Extracted data entries =

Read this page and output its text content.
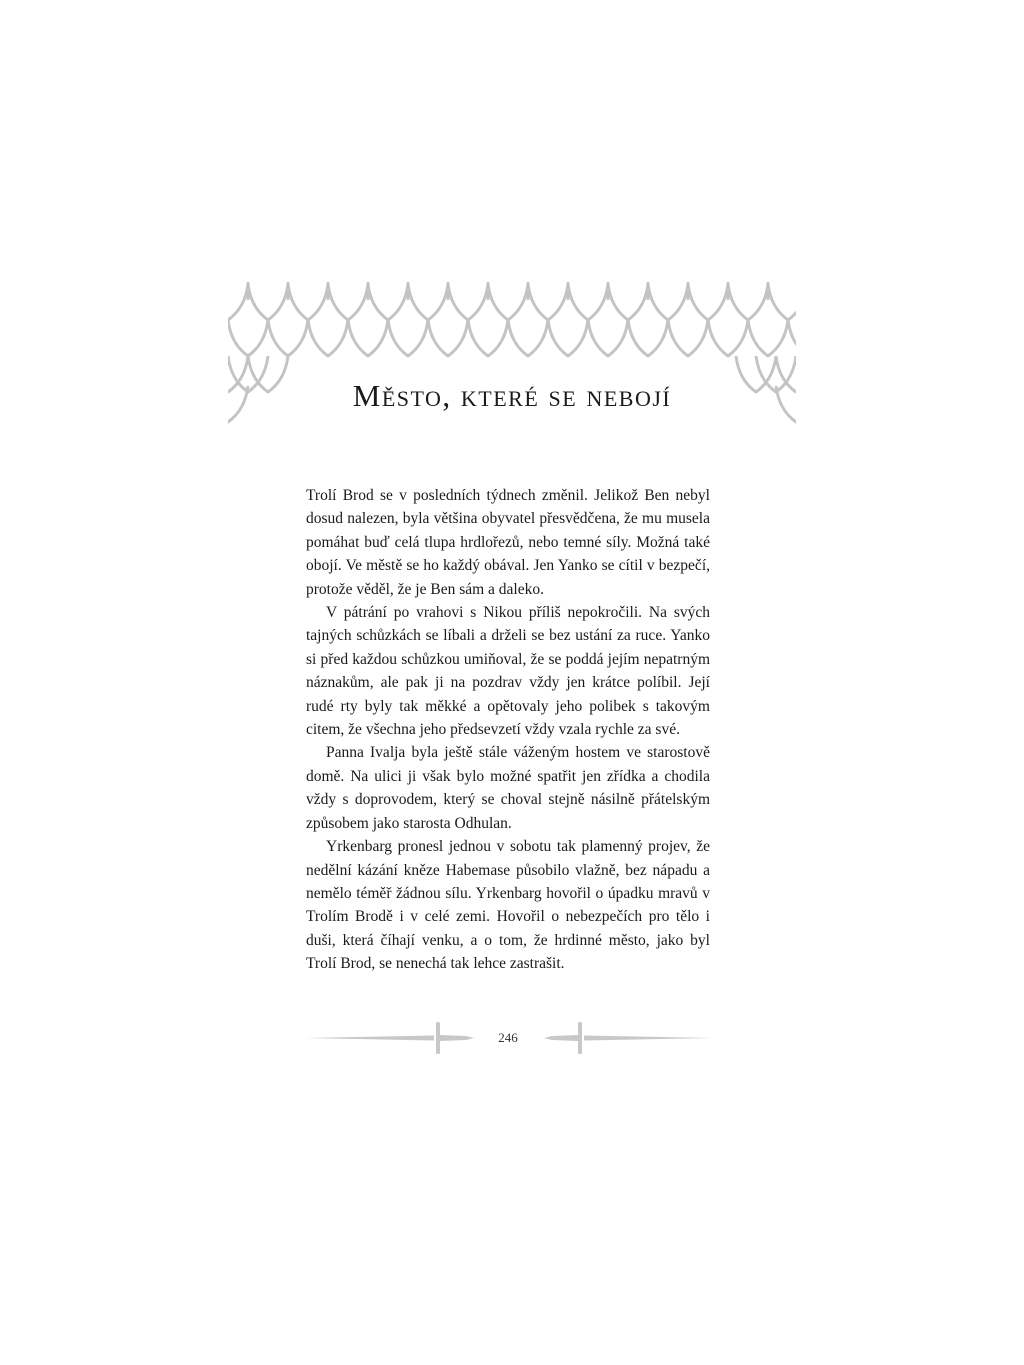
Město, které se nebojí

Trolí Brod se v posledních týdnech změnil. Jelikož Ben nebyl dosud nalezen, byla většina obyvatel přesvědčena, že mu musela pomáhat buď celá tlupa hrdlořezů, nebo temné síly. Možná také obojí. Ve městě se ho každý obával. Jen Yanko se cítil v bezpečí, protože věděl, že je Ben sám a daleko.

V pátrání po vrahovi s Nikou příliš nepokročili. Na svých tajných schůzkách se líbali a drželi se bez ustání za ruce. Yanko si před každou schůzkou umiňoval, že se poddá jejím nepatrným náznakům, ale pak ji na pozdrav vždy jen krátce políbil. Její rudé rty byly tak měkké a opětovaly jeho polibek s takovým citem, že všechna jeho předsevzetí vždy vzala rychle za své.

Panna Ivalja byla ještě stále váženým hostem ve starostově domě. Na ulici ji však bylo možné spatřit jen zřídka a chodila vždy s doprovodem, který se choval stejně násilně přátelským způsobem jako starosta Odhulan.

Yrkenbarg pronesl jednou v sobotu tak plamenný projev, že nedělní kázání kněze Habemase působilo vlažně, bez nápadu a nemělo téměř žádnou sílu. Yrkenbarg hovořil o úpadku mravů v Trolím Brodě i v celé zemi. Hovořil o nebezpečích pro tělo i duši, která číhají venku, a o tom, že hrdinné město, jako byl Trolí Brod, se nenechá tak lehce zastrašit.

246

* * *

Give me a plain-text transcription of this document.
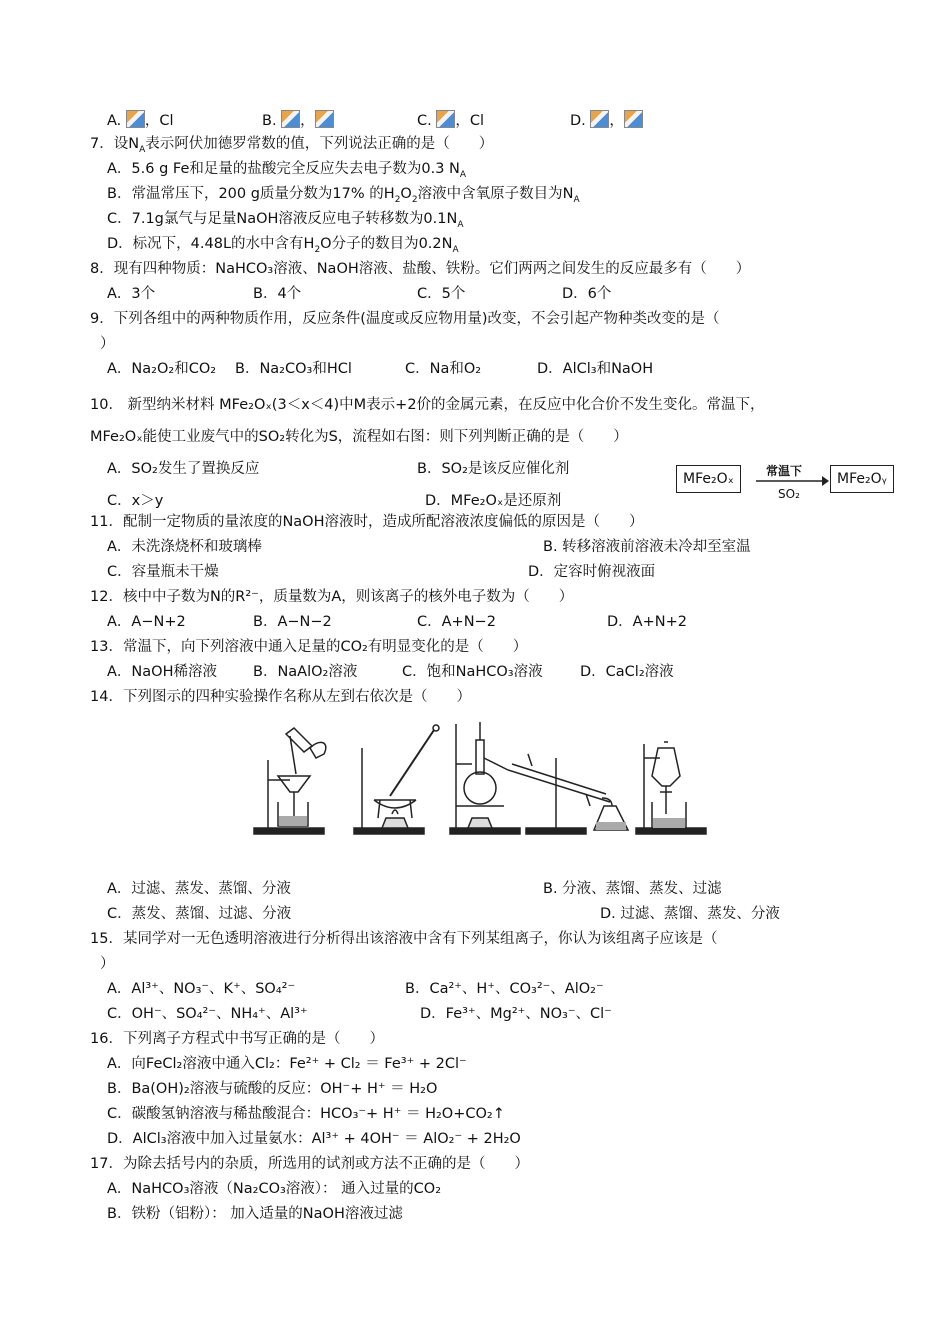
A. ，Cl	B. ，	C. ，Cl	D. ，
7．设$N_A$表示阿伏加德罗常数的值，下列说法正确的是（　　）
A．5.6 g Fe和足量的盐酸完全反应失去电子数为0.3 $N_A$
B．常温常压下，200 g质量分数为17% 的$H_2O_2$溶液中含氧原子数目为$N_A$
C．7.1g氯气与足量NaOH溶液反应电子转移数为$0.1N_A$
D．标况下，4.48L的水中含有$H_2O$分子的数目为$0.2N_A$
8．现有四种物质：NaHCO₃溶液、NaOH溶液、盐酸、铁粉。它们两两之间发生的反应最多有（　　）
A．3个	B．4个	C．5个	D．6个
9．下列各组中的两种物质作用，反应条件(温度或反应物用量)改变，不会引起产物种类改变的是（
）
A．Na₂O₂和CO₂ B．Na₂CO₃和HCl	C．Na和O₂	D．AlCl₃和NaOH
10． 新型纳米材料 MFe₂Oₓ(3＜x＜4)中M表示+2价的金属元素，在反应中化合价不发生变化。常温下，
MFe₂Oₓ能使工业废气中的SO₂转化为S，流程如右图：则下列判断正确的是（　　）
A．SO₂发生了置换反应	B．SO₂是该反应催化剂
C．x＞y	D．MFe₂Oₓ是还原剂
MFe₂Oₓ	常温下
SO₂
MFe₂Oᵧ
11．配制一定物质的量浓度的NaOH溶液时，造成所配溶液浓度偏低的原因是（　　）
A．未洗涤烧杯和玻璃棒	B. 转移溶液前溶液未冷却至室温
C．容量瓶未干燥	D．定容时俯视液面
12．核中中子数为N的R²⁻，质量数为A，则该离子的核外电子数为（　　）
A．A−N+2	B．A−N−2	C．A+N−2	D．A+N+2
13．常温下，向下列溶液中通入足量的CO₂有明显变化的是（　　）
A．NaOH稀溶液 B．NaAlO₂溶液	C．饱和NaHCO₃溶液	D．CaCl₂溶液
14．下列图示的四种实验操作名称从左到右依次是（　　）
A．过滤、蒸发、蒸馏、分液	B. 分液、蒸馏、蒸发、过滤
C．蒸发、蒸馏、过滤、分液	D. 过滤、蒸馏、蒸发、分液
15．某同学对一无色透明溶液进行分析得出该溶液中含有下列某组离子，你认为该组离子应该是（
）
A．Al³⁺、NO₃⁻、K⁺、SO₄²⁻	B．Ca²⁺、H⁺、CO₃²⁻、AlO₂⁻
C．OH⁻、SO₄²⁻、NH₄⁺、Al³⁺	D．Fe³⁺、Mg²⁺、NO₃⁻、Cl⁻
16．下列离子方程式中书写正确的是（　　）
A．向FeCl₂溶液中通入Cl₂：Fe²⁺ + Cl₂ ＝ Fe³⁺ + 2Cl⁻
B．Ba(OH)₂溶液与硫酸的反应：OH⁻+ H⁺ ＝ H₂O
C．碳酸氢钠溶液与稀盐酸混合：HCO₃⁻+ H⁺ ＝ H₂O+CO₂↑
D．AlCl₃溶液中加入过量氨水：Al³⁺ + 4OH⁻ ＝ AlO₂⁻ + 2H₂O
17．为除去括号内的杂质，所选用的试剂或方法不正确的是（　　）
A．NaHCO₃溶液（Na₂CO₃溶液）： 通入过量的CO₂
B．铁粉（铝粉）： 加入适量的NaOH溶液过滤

Exercise objective = Search the listing for the word "jako". Copy every line in which it occurs.

Response to this exercise =
Panna Ivalja byla ještě stále váženým hostem ve starostově domě. Na ulici ji však bylo možné spatřit jen zřídka a chodila vždy s doprovodem, který se choval stejně násilně přátelským způsobem jako starosta Odhulan.
Yrkenbarg pronesl jednou v sobotu tak plamenný projev, že nedělní kázání kněze Habemase působilo vlažně, bez nápadu a nemělo téměř žádnou sílu. Yrkenbarg hovořil o úpadku mravů v Trolím Brodě i v celé zemi. Hovořil o nebezpečích pro tělo i duši, která číhají venku, a o tom, že hrdinné město, jako byl Trolí Brod, se nenechá tak lehce zastrašit.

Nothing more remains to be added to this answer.